### Supplied records
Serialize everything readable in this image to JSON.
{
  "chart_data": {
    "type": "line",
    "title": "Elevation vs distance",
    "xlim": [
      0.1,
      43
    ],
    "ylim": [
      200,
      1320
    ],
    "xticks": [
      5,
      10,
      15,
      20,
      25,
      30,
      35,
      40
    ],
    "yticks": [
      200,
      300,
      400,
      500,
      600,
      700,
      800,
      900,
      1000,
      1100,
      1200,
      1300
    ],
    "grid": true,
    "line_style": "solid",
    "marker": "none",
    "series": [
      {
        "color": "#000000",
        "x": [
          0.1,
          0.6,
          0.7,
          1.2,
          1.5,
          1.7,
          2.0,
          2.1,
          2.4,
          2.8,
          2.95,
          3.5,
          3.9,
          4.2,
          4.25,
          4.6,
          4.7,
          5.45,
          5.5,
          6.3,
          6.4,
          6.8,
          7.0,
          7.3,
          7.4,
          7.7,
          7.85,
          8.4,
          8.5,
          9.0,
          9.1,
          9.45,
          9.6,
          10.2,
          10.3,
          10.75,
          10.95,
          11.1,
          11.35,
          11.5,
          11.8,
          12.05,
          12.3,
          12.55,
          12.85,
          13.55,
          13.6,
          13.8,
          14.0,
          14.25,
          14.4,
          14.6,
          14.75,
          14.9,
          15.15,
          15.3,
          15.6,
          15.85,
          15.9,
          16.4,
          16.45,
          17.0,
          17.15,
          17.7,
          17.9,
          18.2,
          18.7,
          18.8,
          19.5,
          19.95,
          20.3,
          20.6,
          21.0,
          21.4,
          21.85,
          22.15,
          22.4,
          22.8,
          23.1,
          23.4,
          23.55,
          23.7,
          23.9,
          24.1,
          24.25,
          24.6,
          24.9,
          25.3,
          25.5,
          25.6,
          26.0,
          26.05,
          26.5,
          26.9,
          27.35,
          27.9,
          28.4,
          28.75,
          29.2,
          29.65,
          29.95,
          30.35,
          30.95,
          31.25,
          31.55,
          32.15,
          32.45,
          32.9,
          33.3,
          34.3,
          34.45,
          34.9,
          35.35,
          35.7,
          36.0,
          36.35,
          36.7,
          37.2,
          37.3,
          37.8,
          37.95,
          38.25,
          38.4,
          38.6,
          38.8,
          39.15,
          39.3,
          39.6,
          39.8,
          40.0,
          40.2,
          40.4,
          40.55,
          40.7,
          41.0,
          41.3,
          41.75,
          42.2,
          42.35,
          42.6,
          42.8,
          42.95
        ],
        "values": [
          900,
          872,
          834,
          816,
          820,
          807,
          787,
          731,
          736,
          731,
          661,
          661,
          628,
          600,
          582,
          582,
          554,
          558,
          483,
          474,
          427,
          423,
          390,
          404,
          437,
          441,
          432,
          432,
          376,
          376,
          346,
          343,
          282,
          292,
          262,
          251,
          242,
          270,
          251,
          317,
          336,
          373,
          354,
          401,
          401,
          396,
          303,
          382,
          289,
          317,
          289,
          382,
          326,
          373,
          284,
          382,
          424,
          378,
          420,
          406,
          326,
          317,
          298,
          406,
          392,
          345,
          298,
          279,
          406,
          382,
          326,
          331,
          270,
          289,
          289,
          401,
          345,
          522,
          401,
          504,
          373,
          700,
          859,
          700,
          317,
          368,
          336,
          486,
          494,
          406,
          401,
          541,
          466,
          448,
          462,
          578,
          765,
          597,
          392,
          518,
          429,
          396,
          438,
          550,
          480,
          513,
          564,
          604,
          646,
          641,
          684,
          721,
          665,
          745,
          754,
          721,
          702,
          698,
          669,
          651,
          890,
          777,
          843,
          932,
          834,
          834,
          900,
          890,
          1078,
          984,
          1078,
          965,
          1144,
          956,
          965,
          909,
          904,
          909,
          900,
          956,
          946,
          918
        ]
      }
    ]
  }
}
######
-- What is needed --
Transcribe all lines as written.

-- Response below --
Serialize everything readable in this image to JSON.
{
  "chart_data": {
    "type": "line",
    "title": "Elevation vs distance",
    "xlim": [
      0.1,
      43
    ],
    "ylim": [
      200,
      1320
    ],
    "xticks": [
      5,
      10,
      15,
      20,
      25,
      30,
      35,
      40
    ],
    "yticks": [
      200,
      300,
      400,
      500,
      600,
      700,
      800,
      900,
      1000,
      1100,
      1200,
      1300
    ],
    "grid": true,
    "line_style": "solid",
    "marker": "none",
    "series": [
      {
        "color": "#000000",
        "x": [
          0.1,
          0.6,
          0.7,
          1.2,
          1.5,
          1.7,
          2.0,
          2.1,
          2.4,
          2.8,
          2.95,
          3.5,
          3.9,
          4.2,
          4.25,
          4.6,
          4.7,
          5.45,
          5.5,
          6.3,
          6.4,
          6.8,
          7.0,
          7.3,
          7.4,
          7.7,
          7.85,
          8.4,
          8.5,
          9.0,
          9.1,
          9.45,
          9.6,
          10.2,
          10.3,
          10.75,
          10.95,
          11.1,
          11.35,
          11.5,
          11.8,
          12.05,
          12.3,
          12.55,
          12.85,
          13.55,
          13.6,
          13.8,
          14.0,
          14.25,
          14.4,
          14.6,
          14.75,
          14.9,
          15.15,
          15.3,
          15.6,
          15.85,
          15.9,
          16.4,
          16.45,
          17.0,
          17.15,
          17.7,
          17.9,
          18.2,
          18.7,
          18.8,
          19.5,
          19.95,
          20.3,
          20.6,
          21.0,
          21.4,
          21.85,
          22.15,
          22.4,
          22.8,
          23.1,
          23.4,
          23.55,
          23.7,
          23.9,
          24.1,
          24.25,
          24.6,
          24.9,
          25.3,
          25.5,
          25.6,
          26.0,
          26.05,
          26.5,
          26.9,
          27.35,
          27.9,
          28.4,
          28.75,
          29.2,
          29.65,
          29.95,
          30.35,
          30.95,
          31.25,
          31.55,
          32.15,
          32.45,
          32.9,
          33.3,
          34.3,
          34.45,
          34.9,
          35.35,
          35.7,
          36.0,
          36.35,
          36.7,
          37.2,
          37.3,
          37.8,
          37.95,
          38.25,
          38.4,
          38.6,
          38.8,
          39.15,
          39.3,
          39.6,
          39.8,
          40.0,
          40.2,
          40.4,
          40.55,
          40.7,
          41.0,
          41.3,
          41.75,
          42.2,
          42.35,
          42.6,
          42.8,
          42.95
        ],
        "values": [
          900,
          872,
          834,
          816,
          820,
          807,
          787,
          731,
          736,
          731,
          661,
          661,
          628,
          600,
          582,
          582,
          554,
          558,
          483,
          474,
          427,
          423,
          390,
          404,
          437,
          441,
          432,
          432,
          376,
          376,
          346,
          343,
          282,
          292,
          262,
          251,
          242,
          270,
          251,
          317,
          336,
          373,
          354,
          401,
          401,
          396,
          303,
          382,
          289,
          317,
          289,
          382,
          326,
          373,
          284,
          382,
          424,
          378,
          420,
          406,
          326,
          317,
          298,
          406,
          392,
          345,
          298,
          279,
          406,
          382,
          326,
          331,
          270,
          289,
          289,
          401,
          345,
          522,
          401,
          504,
          373,
          700,
          859,
          700,
          317,
          368,
          336,
          486,
          494,
          406,
          401,
          541,
          466,
          448,
          462,
          578,
          765,
          597,
          392,
          518,
          429,
          396,
          438,
          550,
          480,
          513,
          564,
          604,
          646,
          641,
          684,
          721,
          665,
          745,
          754,
          721,
          702,
          698,
          669,
          651,
          890,
          777,
          843,
          932,
          834,
          834,
          900,
          890,
          1078,
          984,
          1078,
          965,
          1144,
          956,
          965,
          909,
          904,
          909,
          900,
          956,
          946,
          918
        ]
      }
    ]
  }
}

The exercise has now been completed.